(Your goal):
Write out the records below word for word, please.
# # #
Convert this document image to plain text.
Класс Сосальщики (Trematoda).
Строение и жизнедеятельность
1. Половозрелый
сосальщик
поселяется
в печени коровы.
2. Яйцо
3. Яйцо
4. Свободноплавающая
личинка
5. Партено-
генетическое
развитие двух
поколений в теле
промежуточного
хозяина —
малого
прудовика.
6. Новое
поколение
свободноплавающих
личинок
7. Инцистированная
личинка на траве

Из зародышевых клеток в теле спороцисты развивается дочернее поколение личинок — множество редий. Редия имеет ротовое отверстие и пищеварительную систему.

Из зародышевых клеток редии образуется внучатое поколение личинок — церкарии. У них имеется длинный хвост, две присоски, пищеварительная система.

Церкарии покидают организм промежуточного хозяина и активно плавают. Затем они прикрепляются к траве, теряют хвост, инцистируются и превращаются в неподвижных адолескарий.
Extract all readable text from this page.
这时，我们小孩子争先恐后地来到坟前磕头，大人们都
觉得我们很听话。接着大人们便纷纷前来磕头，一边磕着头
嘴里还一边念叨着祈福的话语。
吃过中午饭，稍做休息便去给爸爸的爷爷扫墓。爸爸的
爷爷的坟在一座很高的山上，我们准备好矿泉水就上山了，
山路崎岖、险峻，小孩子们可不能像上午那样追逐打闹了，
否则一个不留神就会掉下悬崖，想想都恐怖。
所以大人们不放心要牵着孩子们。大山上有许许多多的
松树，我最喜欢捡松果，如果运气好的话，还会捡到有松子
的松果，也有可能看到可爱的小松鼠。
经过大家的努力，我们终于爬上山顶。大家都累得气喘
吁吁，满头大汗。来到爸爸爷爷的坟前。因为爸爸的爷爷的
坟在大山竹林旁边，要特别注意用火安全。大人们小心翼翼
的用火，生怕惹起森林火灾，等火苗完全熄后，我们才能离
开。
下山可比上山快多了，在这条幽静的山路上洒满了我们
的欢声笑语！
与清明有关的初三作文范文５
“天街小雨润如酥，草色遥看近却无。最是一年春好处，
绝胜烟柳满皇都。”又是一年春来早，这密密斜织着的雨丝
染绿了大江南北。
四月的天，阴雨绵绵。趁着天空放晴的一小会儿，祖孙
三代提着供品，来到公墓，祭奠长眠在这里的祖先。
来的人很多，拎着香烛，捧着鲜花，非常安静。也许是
# # #
(Solution to the problem):
Convert this document image to plain text.
Класс Сосальщики (Trematoda).
Строение и жизнедеятельность
1. Половозрелый
сосальщик
поселяется
в печени коровы.
2. Яйцо
3. Яйцо
4. Свободноплавающая
личинка
5. Партено-
генетическое
развитие двух
поколений в теле
промежуточного
хозяина —
малого
прудовика.
6. Новое
поколение
свободноплавающих
личинок
7. Инцистированная
личинка на траве

Из зародышевых клеток в теле спороцисты развивается дочернее поколение личинок — множество редий. Редия имеет ротовое отверстие и пищеварительную систему.

Из зародышевых клеток редии образуется внучатое поколение личинок — церкарии. У них имеется длинный хвост, две присоски, пищеварительная система.

Церкарии покидают организм промежуточного хозяина и активно плавают. Затем они прикрепляются к траве, теряют хвост, инцистируются и превращаются в неподвижных адолескарий.
Extract all readable text from this page.
这时，我们小孩子争先恐后地来到坟前磕头，大人们都
觉得我们很听话。接着大人们便纷纷前来磕头，一边磕着头
嘴里还一边念叨着祈福的话语。
吃过中午饭，稍做休息便去给爸爸的爷爷扫墓。爸爸的
爷爷的坟在一座很高的山上，我们准备好矿泉水就上山了，
山路崎岖、险峻，小孩子们可不能像上午那样追逐打闹了，
否则一个不留神就会掉下悬崖，想想都恐怖。
所以大人们不放心要牵着孩子们。大山上有许许多多的
松树，我最喜欢捡松果，如果运气好的话，还会捡到有松子
的松果，也有可能看到可爱的小松鼠。
经过大家的努力，我们终于爬上山顶。大家都累得气喘
吁吁，满头大汗。来到爸爸爷爷的坟前。因为爸爸的爷爷的
坟在大山竹林旁边，要特别注意用火安全。大人们小心翼翼
的用火，生怕惹起森林火灾，等火苗完全熄后，我们才能离
开。
下山可比上山快多了，在这条幽静的山路上洒满了我们
的欢声笑语！
与清明有关的初三作文范文５
“天街小雨润如酥，草色遥看近却无。最是一年春好处，
绝胜烟柳满皇都。”又是一年春来早，这密密斜织着的雨丝
染绿了大江南北。
四月的天，阴雨绵绵。趁着天空放晴的一小会儿，祖孙
三代提着供品，来到公墓，祭奠长眠在这里的祖先。
来的人很多，拎着香烛，捧着鲜花，非常安静。也许是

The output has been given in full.